Items from a figure collection

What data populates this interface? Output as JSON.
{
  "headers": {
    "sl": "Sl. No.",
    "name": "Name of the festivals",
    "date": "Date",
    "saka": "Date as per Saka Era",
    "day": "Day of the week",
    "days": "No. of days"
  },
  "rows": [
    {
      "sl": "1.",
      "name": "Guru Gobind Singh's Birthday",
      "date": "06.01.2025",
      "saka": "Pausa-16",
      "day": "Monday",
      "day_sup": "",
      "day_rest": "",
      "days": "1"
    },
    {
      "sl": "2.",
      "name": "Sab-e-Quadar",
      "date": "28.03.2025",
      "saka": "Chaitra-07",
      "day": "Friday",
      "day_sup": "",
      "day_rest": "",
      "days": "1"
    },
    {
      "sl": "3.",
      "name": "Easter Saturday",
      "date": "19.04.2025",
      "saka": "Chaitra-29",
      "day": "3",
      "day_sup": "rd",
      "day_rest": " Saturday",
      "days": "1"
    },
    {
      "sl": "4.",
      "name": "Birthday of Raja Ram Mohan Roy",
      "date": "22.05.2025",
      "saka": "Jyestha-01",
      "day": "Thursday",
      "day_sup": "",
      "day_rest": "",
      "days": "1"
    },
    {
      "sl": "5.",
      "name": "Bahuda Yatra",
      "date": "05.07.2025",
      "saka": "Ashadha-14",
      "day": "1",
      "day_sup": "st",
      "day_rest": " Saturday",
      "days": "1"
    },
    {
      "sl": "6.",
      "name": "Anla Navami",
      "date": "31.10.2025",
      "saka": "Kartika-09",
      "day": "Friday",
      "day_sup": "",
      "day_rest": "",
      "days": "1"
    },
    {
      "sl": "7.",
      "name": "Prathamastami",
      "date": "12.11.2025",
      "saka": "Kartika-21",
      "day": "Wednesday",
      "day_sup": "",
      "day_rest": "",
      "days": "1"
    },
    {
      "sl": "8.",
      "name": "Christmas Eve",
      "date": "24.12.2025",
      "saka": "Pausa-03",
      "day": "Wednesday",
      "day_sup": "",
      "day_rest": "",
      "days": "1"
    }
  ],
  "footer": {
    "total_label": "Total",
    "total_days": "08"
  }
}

= What you should do =
Give the entries once more, exactly as they appear.

= Written response =
What data populates this interface? Output as JSON.
{
  "headers": {
    "sl": "Sl. No.",
    "name": "Name of the festivals",
    "date": "Date",
    "saka": "Date as per Saka Era",
    "day": "Day of the week",
    "days": "No. of days"
  },
  "rows": [
    {
      "sl": "1.",
      "name": "Guru Gobind Singh's Birthday",
      "date": "06.01.2025",
      "saka": "Pausa-16",
      "day": "Monday",
      "day_sup": "",
      "day_rest": "",
      "days": "1"
    },
    {
      "sl": "2.",
      "name": "Sab-e-Quadar",
      "date": "28.03.2025",
      "saka": "Chaitra-07",
      "day": "Friday",
      "day_sup": "",
      "day_rest": "",
      "days": "1"
    },
    {
      "sl": "3.",
      "name": "Easter Saturday",
      "date": "19.04.2025",
      "saka": "Chaitra-29",
      "day": "3",
      "day_sup": "rd",
      "day_rest": " Saturday",
      "days": "1"
    },
    {
      "sl": "4.",
      "name": "Birthday of Raja Ram Mohan Roy",
      "date": "22.05.2025",
      "saka": "Jyestha-01",
      "day": "Thursday",
      "day_sup": "",
      "day_rest": "",
      "days": "1"
    },
    {
      "sl": "5.",
      "name": "Bahuda Yatra",
      "date": "05.07.2025",
      "saka": "Ashadha-14",
      "day": "1",
      "day_sup": "st",
      "day_rest": " Saturday",
      "days": "1"
    },
    {
      "sl": "6.",
      "name": "Anla Navami",
      "date": "31.10.2025",
      "saka": "Kartika-09",
      "day": "Friday",
      "day_sup": "",
      "day_rest": "",
      "days": "1"
    },
    {
      "sl": "7.",
      "name": "Prathamastami",
      "date": "12.11.2025",
      "saka": "Kartika-21",
      "day": "Wednesday",
      "day_sup": "",
      "day_rest": "",
      "days": "1"
    },
    {
      "sl": "8.",
      "name": "Christmas Eve",
      "date": "24.12.2025",
      "saka": "Pausa-03",
      "day": "Wednesday",
      "day_sup": "",
      "day_rest": "",
      "days": "1"
    }
  ],
  "footer": {
    "total_label": "Total",
    "total_days": "08"
  }
}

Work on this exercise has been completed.